> **What the task asks**
Below are entries to be transcribed exactly; exclude the pictures from the copy.

> **Excerpted data**
►
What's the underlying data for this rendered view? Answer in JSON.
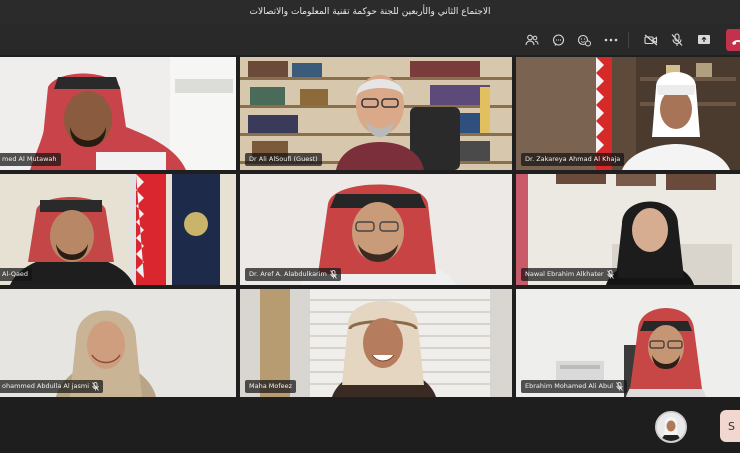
{
  "window": {
    "title": "الاجتماع الثاني والأربعين للجنة حوكمة تقنية المعلومات والاتصالات"
  },
  "toolbar": {
    "icons": [
      "participants-icon",
      "chat-icon",
      "reactions-icon",
      "more-options-icon",
      "camera-off-icon",
      "mic-off-icon",
      "share-screen-icon",
      "leave-call-icon"
    ]
  },
  "participants": [
    {
      "name": "med Al Mutawah",
      "muted": false
    },
    {
      "name": "Dr Ali AlSoufi (Guest)",
      "muted": false
    },
    {
      "name": "Dr. Zakareya Ahmad Al Khaja",
      "muted": false
    },
    {
      "name": "Al-Qaed",
      "muted": false
    },
    {
      "name": "Dr. Aref A. Alabdulkarim",
      "muted": true
    },
    {
      "name": "Nawal Ebrahim Alkhater",
      "muted": true
    },
    {
      "name": "ohammed Abdulla Al jasmi",
      "muted": true
    },
    {
      "name": "Maha Mofeez",
      "muted": false
    },
    {
      "name": "Ebrahim Mohamed Ali Abul",
      "muted": true
    }
  ],
  "bottom": {
    "side_chip_letter": "S"
  },
  "colors": {
    "leave": "#c4314b",
    "toolbar": "#292929",
    "titlebar": "#2b2b2b"
  }
}
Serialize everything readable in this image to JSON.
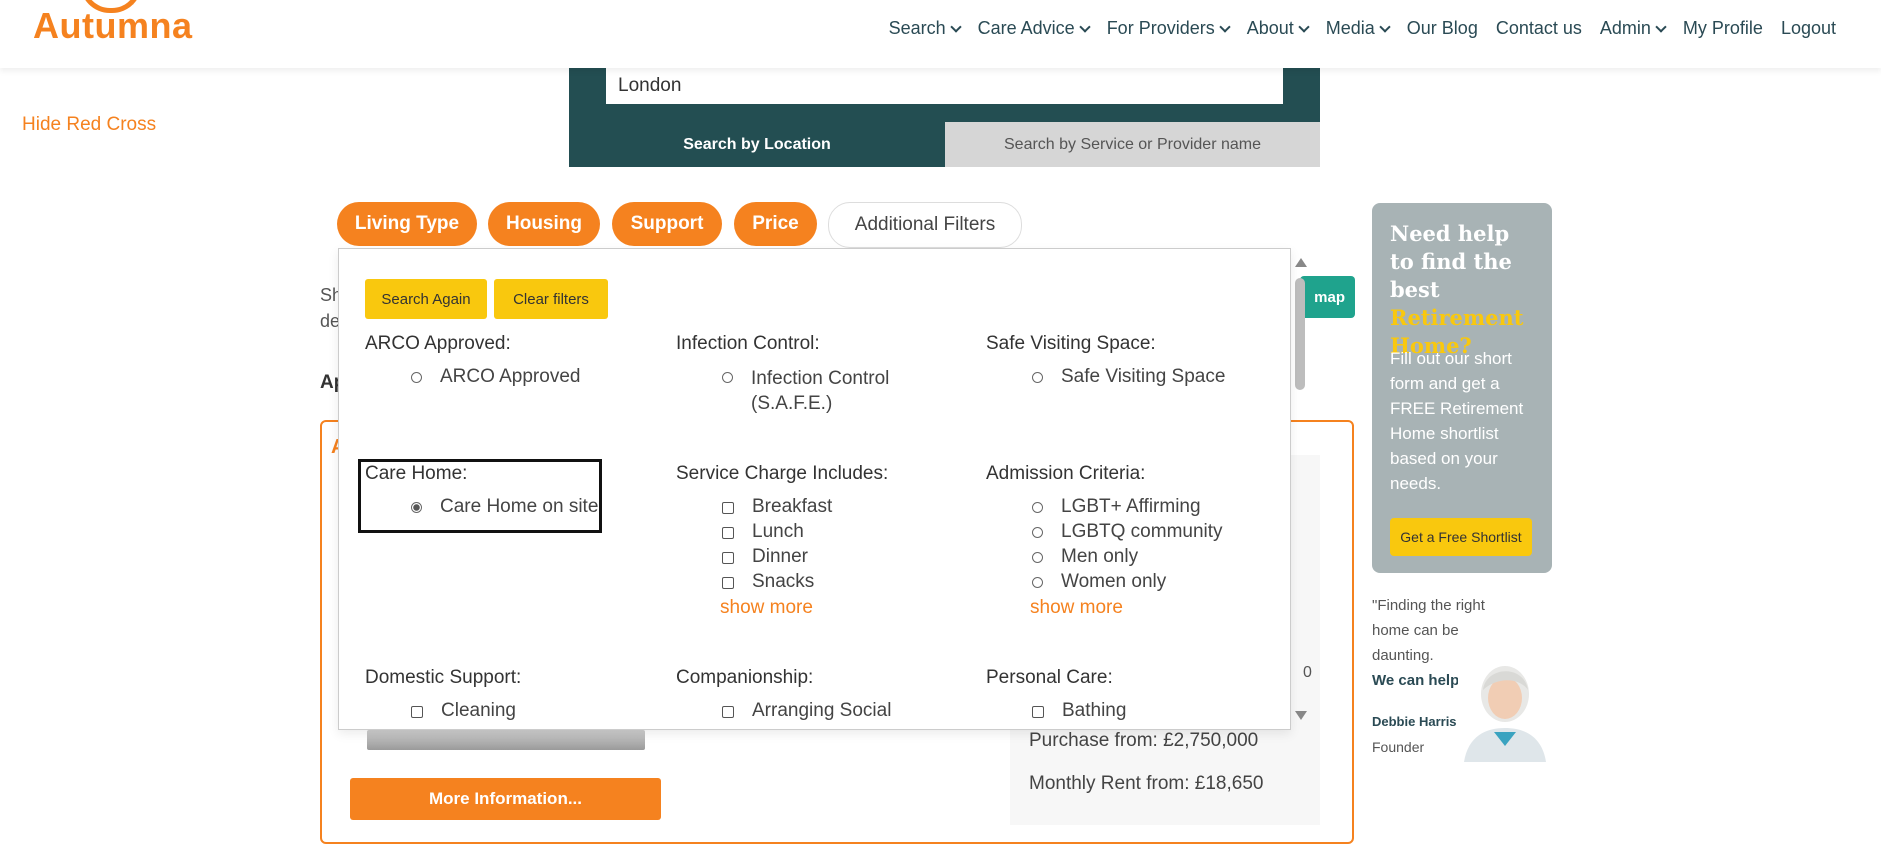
{
  "header": {
    "logo": "Autumna",
    "nav": [
      {
        "label": "Search",
        "dropdown": true
      },
      {
        "label": "Care Advice",
        "dropdown": true
      },
      {
        "label": "For Providers",
        "dropdown": true
      },
      {
        "label": "About",
        "dropdown": true
      },
      {
        "label": "Media",
        "dropdown": true
      },
      {
        "label": "Our Blog",
        "dropdown": false
      },
      {
        "label": "Contact us",
        "dropdown": false
      },
      {
        "label": "Admin",
        "dropdown": true
      },
      {
        "label": "My Profile",
        "dropdown": false
      },
      {
        "label": "Logout",
        "dropdown": false
      }
    ]
  },
  "search": {
    "location_value": "London",
    "tab_location": "Search by Location",
    "tab_service": "Search by Service or Provider name"
  },
  "hide_red_cross": "Hide Red Cross",
  "filters": {
    "pills": [
      "Living Type",
      "Housing",
      "Support",
      "Price",
      "Additional Filters"
    ]
  },
  "background": {
    "snippet_1": "Sh",
    "snippet_2": "de",
    "snippet_3": "Ap",
    "snippet_4": "A",
    "map_label": "map",
    "number_hint": "0",
    "purchase": "Purchase from: £2,750,000",
    "rent": "Monthly Rent from: £18,650",
    "more_info": "More Information..."
  },
  "dropdown": {
    "search_again": "Search Again",
    "clear_filters": "Clear filters",
    "groups": {
      "arco": {
        "title": "ARCO Approved:",
        "options": [
          "ARCO Approved"
        ]
      },
      "infection": {
        "title": "Infection Control:",
        "options": [
          "Infection Control (S.A.F.E.)"
        ]
      },
      "visiting": {
        "title": "Safe Visiting Space:",
        "options": [
          "Safe Visiting Space"
        ]
      },
      "care_home": {
        "title": "Care Home:",
        "options": [
          "Care Home on site"
        ],
        "selected": "Care Home on site"
      },
      "service_charge": {
        "title": "Service Charge Includes:",
        "options": [
          "Breakfast",
          "Lunch",
          "Dinner",
          "Snacks"
        ],
        "show_more": "show more"
      },
      "admission": {
        "title": "Admission Criteria:",
        "options": [
          "LGBT+ Affirming",
          "LGBTQ community",
          "Men only",
          "Women only"
        ],
        "show_more": "show more"
      },
      "domestic": {
        "title": "Domestic Support:",
        "options": [
          "Cleaning"
        ]
      },
      "companionship": {
        "title": "Companionship:",
        "options": [
          "Arranging Social"
        ]
      },
      "personal": {
        "title": "Personal Care:",
        "options": [
          "Bathing"
        ]
      }
    }
  },
  "sidebar": {
    "heading_1": "Need help to find the best",
    "heading_2": "Retirement Home?",
    "body": "Fill out our short form and get a FREE Retirement Home shortlist based on your needs.",
    "button": "Get a Free Shortlist",
    "quote": "\"Finding the right home can be daunting.",
    "quote_bold": "We can help.\"",
    "name": "Debbie Harris",
    "role": "Founder"
  },
  "colors": {
    "brand_orange": "#f5821f",
    "teal": "#234e52",
    "yellow": "#f9c80e",
    "cta_grey": "#a8b3b5"
  }
}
◄
> **Solution to this exercise**
What's the underlying data for this rendered view? Answer in JSON.
{
  "window": {
    "title": "الاجتماع الثاني والأربعين للجنة حوكمة تقنية المعلومات والاتصالات"
  },
  "toolbar": {
    "icons": [
      "participants-icon",
      "chat-icon",
      "reactions-icon",
      "more-options-icon",
      "camera-off-icon",
      "mic-off-icon",
      "share-screen-icon",
      "leave-call-icon"
    ]
  },
  "participants": [
    {
      "name": "med Al Mutawah",
      "muted": false
    },
    {
      "name": "Dr Ali AlSoufi (Guest)",
      "muted": false
    },
    {
      "name": "Dr. Zakareya Ahmad Al Khaja",
      "muted": false
    },
    {
      "name": "Al-Qaed",
      "muted": false
    },
    {
      "name": "Dr. Aref A. Alabdulkarim",
      "muted": true
    },
    {
      "name": "Nawal Ebrahim Alkhater",
      "muted": true
    },
    {
      "name": "ohammed Abdulla Al jasmi",
      "muted": true
    },
    {
      "name": "Maha Mofeez",
      "muted": false
    },
    {
      "name": "Ebrahim Mohamed Ali Abul",
      "muted": true
    }
  ],
  "bottom": {
    "side_chip_letter": "S"
  },
  "colors": {
    "leave": "#c4314b",
    "toolbar": "#292929",
    "titlebar": "#2b2b2b"
  }
}
Serialize everything readable in this image to JSON.
{
  "header": {
    "logo": "Autumna",
    "nav": [
      {
        "label": "Search",
        "dropdown": true
      },
      {
        "label": "Care Advice",
        "dropdown": true
      },
      {
        "label": "For Providers",
        "dropdown": true
      },
      {
        "label": "About",
        "dropdown": true
      },
      {
        "label": "Media",
        "dropdown": true
      },
      {
        "label": "Our Blog",
        "dropdown": false
      },
      {
        "label": "Contact us",
        "dropdown": false
      },
      {
        "label": "Admin",
        "dropdown": true
      },
      {
        "label": "My Profile",
        "dropdown": false
      },
      {
        "label": "Logout",
        "dropdown": false
      }
    ]
  },
  "search": {
    "location_value": "London",
    "tab_location": "Search by Location",
    "tab_service": "Search by Service or Provider name"
  },
  "hide_red_cross": "Hide Red Cross",
  "filters": {
    "pills": [
      "Living Type",
      "Housing",
      "Support",
      "Price",
      "Additional Filters"
    ]
  },
  "background": {
    "snippet_1": "Sh",
    "snippet_2": "de",
    "snippet_3": "Ap",
    "snippet_4": "A",
    "map_label": "map",
    "number_hint": "0",
    "purchase": "Purchase from: £2,750,000",
    "rent": "Monthly Rent from: £18,650",
    "more_info": "More Information..."
  },
  "dropdown": {
    "search_again": "Search Again",
    "clear_filters": "Clear filters",
    "groups": {
      "arco": {
        "title": "ARCO Approved:",
        "options": [
          "ARCO Approved"
        ]
      },
      "infection": {
        "title": "Infection Control:",
        "options": [
          "Infection Control (S.A.F.E.)"
        ]
      },
      "visiting": {
        "title": "Safe Visiting Space:",
        "options": [
          "Safe Visiting Space"
        ]
      },
      "care_home": {
        "title": "Care Home:",
        "options": [
          "Care Home on site"
        ],
        "selected": "Care Home on site"
      },
      "service_charge": {
        "title": "Service Charge Includes:",
        "options": [
          "Breakfast",
          "Lunch",
          "Dinner",
          "Snacks"
        ],
        "show_more": "show more"
      },
      "admission": {
        "title": "Admission Criteria:",
        "options": [
          "LGBT+ Affirming",
          "LGBTQ community",
          "Men only",
          "Women only"
        ],
        "show_more": "show more"
      },
      "domestic": {
        "title": "Domestic Support:",
        "options": [
          "Cleaning"
        ]
      },
      "companionship": {
        "title": "Companionship:",
        "options": [
          "Arranging Social"
        ]
      },
      "personal": {
        "title": "Personal Care:",
        "options": [
          "Bathing"
        ]
      }
    }
  },
  "sidebar": {
    "heading_1": "Need help to find the best",
    "heading_2": "Retirement Home?",
    "body": "Fill out our short form and get a FREE Retirement Home shortlist based on your needs.",
    "button": "Get a Free Shortlist",
    "quote": "\"Finding the right home can be daunting.",
    "quote_bold": "We can help.\"",
    "name": "Debbie Harris",
    "role": "Founder"
  },
  "colors": {
    "brand_orange": "#f5821f",
    "teal": "#234e52",
    "yellow": "#f9c80e",
    "cta_grey": "#a8b3b5"
  }
}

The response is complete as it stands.